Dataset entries
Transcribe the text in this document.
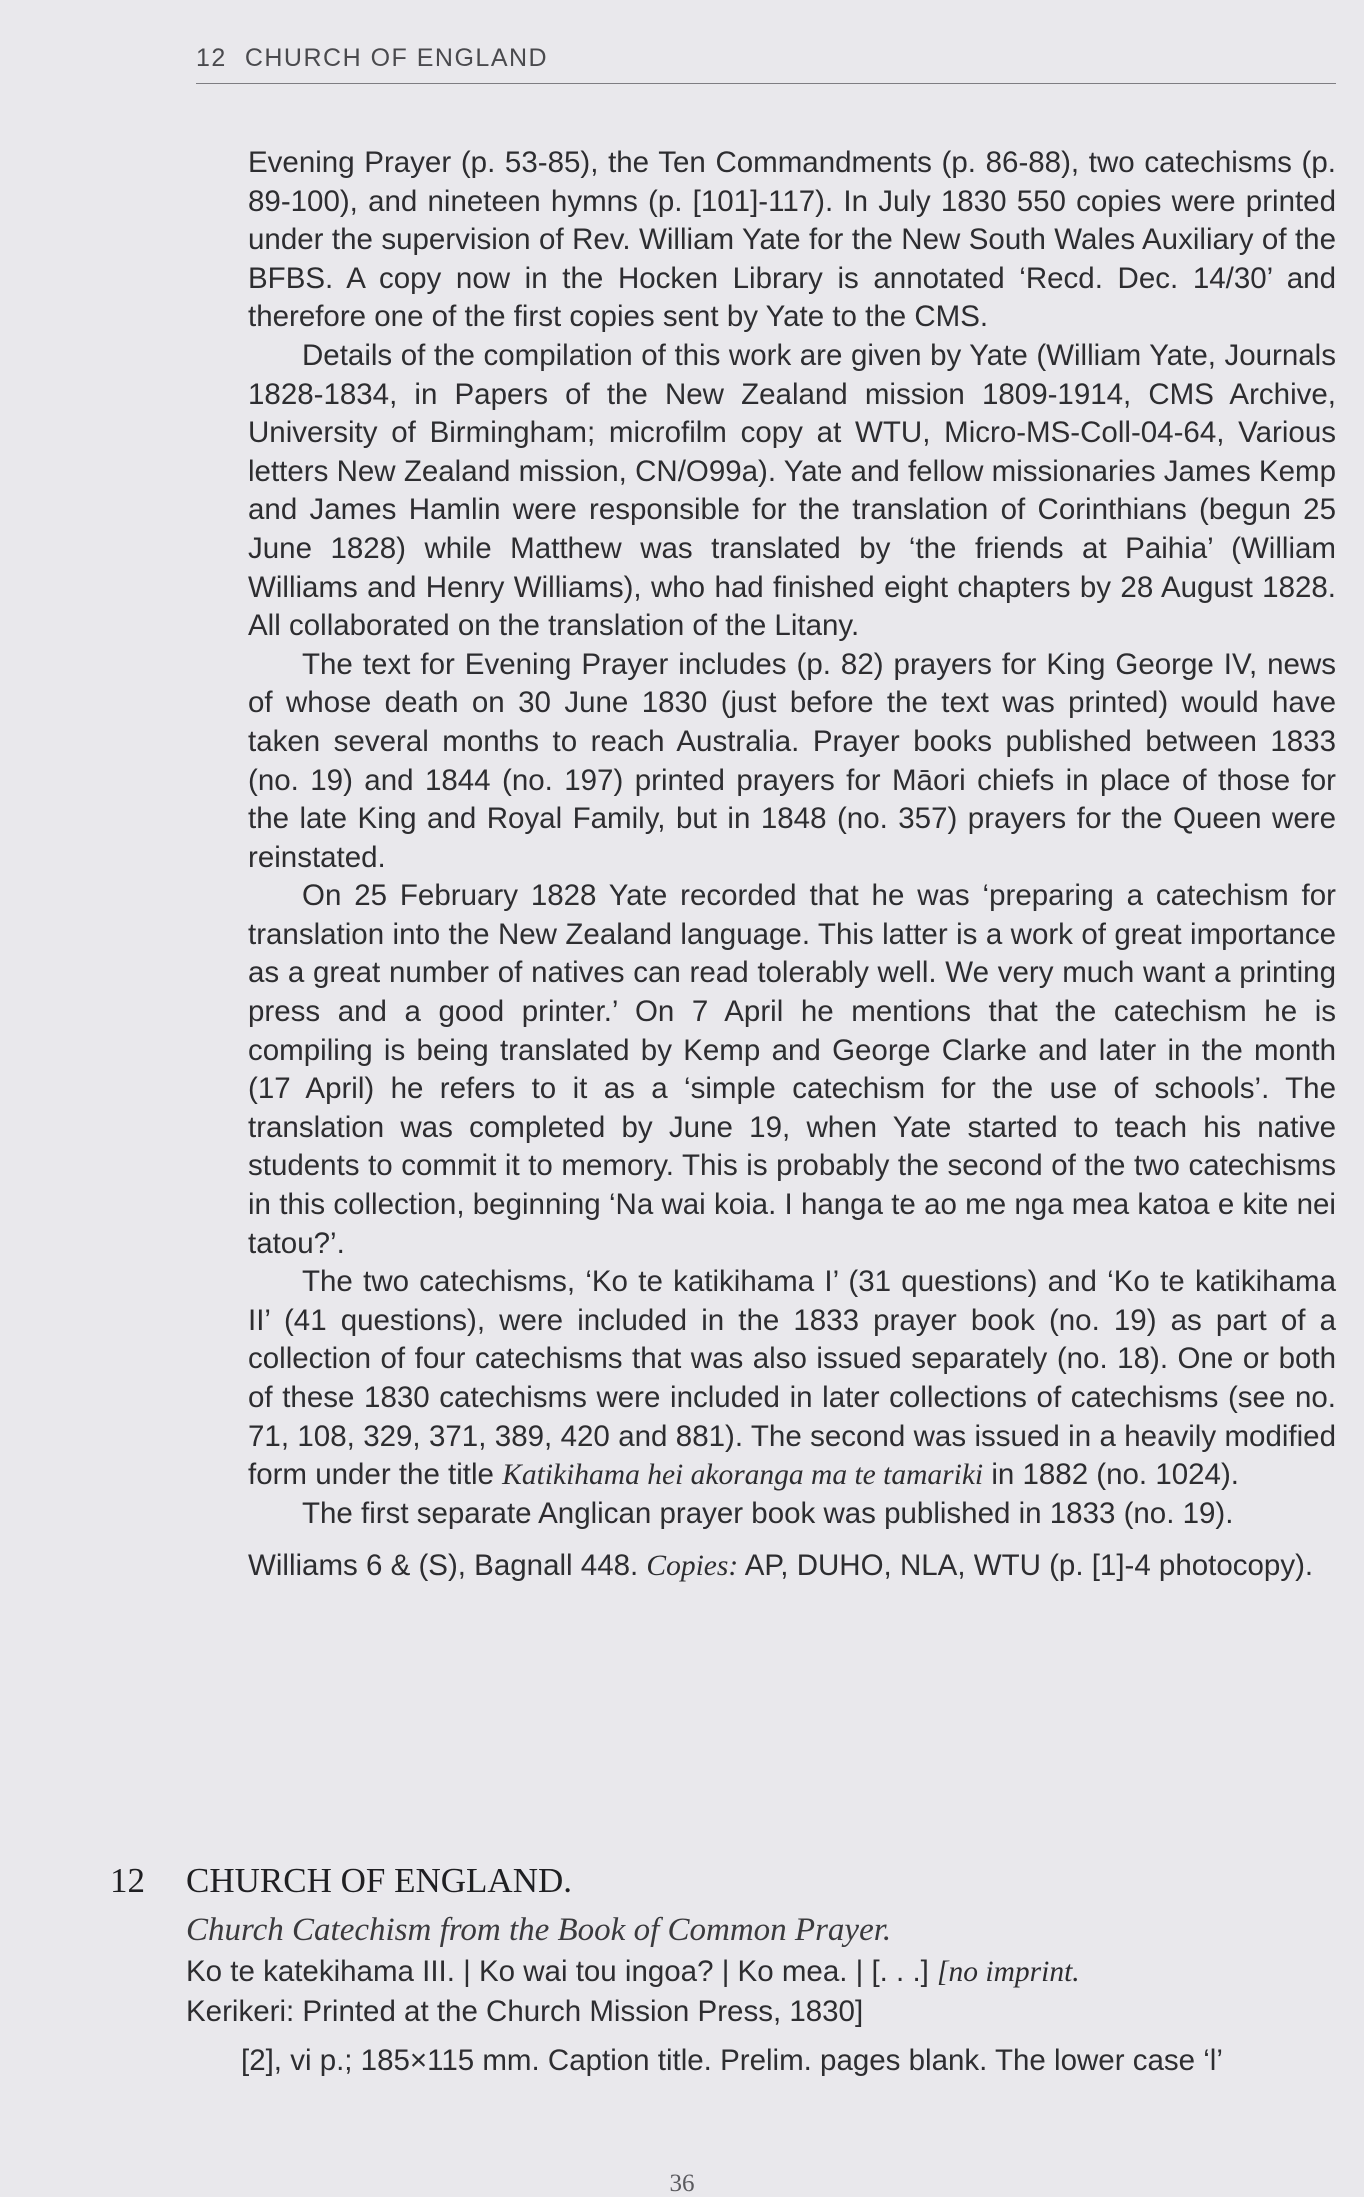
12 CHURCH OF ENGLAND

Evening Prayer (p. 53-85), the Ten Commandments (p. 86-88), two catechisms (p. 89-100), and nineteen hymns (p. [101]-117). In July 1830 550 copies were printed under the supervision of Rev. William Yate for the New South Wales Auxiliary of the BFBS. A copy now in the Hocken Library is annotated ‘Recd. Dec. 14/30’ and therefore one of the first copies sent by Yate to the CMS.

Details of the compilation of this work are given by Yate (William Yate, Journals 1828-1834, in Papers of the New Zealand mission 1809-1914, CMS Archive, University of Birmingham; microfilm copy at WTU, Micro-MS-Coll-04-64, Various letters New Zealand mission, CN/O99a). Yate and fellow missionaries James Kemp and James Hamlin were responsible for the translation of Corinthians (begun 25 June 1828) while Matthew was translated by ‘the friends at Paihia’ (William Williams and Henry Williams), who had finished eight chapters by 28 August 1828. All collaborated on the translation of the Litany.

The text for Evening Prayer includes (p. 82) prayers for King George IV, news of whose death on 30 June 1830 (just before the text was printed) would have taken several months to reach Australia. Prayer books published between 1833 (no. 19) and 1844 (no. 197) printed prayers for Māori chiefs in place of those for the late King and Royal Family, but in 1848 (no. 357) prayers for the Queen were reinstated.

On 25 February 1828 Yate recorded that he was ‘preparing a catechism for translation into the New Zealand language. This latter is a work of great importance as a great number of natives can read tolerably well. We very much want a printing press and a good printer.’ On 7 April he mentions that the catechism he is compiling is being translated by Kemp and George Clarke and later in the month (17 April) he refers to it as a ‘simple catechism for the use of schools’. The translation was completed by June 19, when Yate started to teach his native students to commit it to memory. This is probably the second of the two catechisms in this collection, beginning ‘Na wai koia. I hanga te ao me nga mea katoa e kite nei tatou?’.

The two catechisms, ‘Ko te katikihama I’ (31 questions) and ‘Ko te katikihama II’ (41 questions), were included in the 1833 prayer book (no. 19) as part of a collection of four catechisms that was also issued separately (no. 18). One or both of these 1830 catechisms were included in later collections of catechisms (see no. 71, 108, 329, 371, 389, 420 and 881). The second was issued in a heavily modified form under the title Katikihama hei akoranga ma te tamariki in 1882 (no. 1024).

The first separate Anglican prayer book was published in 1833 (no. 19).

Williams 6 & (S), Bagnall 448. Copies: AP, DUHO, NLA, WTU (p. [1]-4 photocopy).

12 CHURCH OF ENGLAND.
Church Catechism from the Book of Common Prayer.
Ko te katekihama III. | Ko wai tou ingoa? | Ko mea. | [. . .] [no imprint.
Kerikeri: Printed at the Church Mission Press, 1830]
[2], vi p.; 185×115 mm. Caption title. Prelim. pages blank. The lower case ‘l’
36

— Exercise —
Repeat the listing in full and exactly. Do not include any images.

— Answer below —
Transcribe the text in this document.
12 CHURCH OF ENGLAND

Evening Prayer (p. 53-85), the Ten Commandments (p. 86-88), two catechisms (p. 89-100), and nineteen hymns (p. [101]-117). In July 1830 550 copies were printed under the supervision of Rev. William Yate for the New South Wales Auxiliary of the BFBS. A copy now in the Hocken Library is annotated ‘Recd. Dec. 14/30’ and therefore one of the first copies sent by Yate to the CMS.

Details of the compilation of this work are given by Yate (William Yate, Journals 1828-1834, in Papers of the New Zealand mission 1809-1914, CMS Archive, University of Birmingham; microfilm copy at WTU, Micro-MS-Coll-04-64, Various letters New Zealand mission, CN/O99a). Yate and fellow missionaries James Kemp and James Hamlin were responsible for the translation of Corinthians (begun 25 June 1828) while Matthew was translated by ‘the friends at Paihia’ (William Williams and Henry Williams), who had finished eight chapters by 28 August 1828. All collaborated on the translation of the Litany.

The text for Evening Prayer includes (p. 82) prayers for King George IV, news of whose death on 30 June 1830 (just before the text was printed) would have taken several months to reach Australia. Prayer books published between 1833 (no. 19) and 1844 (no. 197) printed prayers for Māori chiefs in place of those for the late King and Royal Family, but in 1848 (no. 357) prayers for the Queen were reinstated.

On 25 February 1828 Yate recorded that he was ‘preparing a catechism for translation into the New Zealand language. This latter is a work of great importance as a great number of natives can read tolerably well. We very much want a printing press and a good printer.’ On 7 April he mentions that the catechism he is compiling is being translated by Kemp and George Clarke and later in the month (17 April) he refers to it as a ‘simple catechism for the use of schools’. The translation was completed by June 19, when Yate started to teach his native students to commit it to memory. This is probably the second of the two catechisms in this collection, beginning ‘Na wai koia. I hanga te ao me nga mea katoa e kite nei tatou?’.

The two catechisms, ‘Ko te katikihama I’ (31 questions) and ‘Ko te katikihama II’ (41 questions), were included in the 1833 prayer book (no. 19) as part of a collection of four catechisms that was also issued separately (no. 18). One or both of these 1830 catechisms were included in later collections of catechisms (see no. 71, 108, 329, 371, 389, 420 and 881). The second was issued in a heavily modified form under the title Katikihama hei akoranga ma te tamariki in 1882 (no. 1024).

The first separate Anglican prayer book was published in 1833 (no. 19).

Williams 6 & (S), Bagnall 448. Copies: AP, DUHO, NLA, WTU (p. [1]-4 photocopy).

12 CHURCH OF ENGLAND.
Church Catechism from the Book of Common Prayer.
Ko te katekihama III. | Ko wai tou ingoa? | Ko mea. | [. . .] [no imprint.
Kerikeri: Printed at the Church Mission Press, 1830]
[2], vi p.; 185×115 mm. Caption title. Prelim. pages blank. The lower case ‘l’
36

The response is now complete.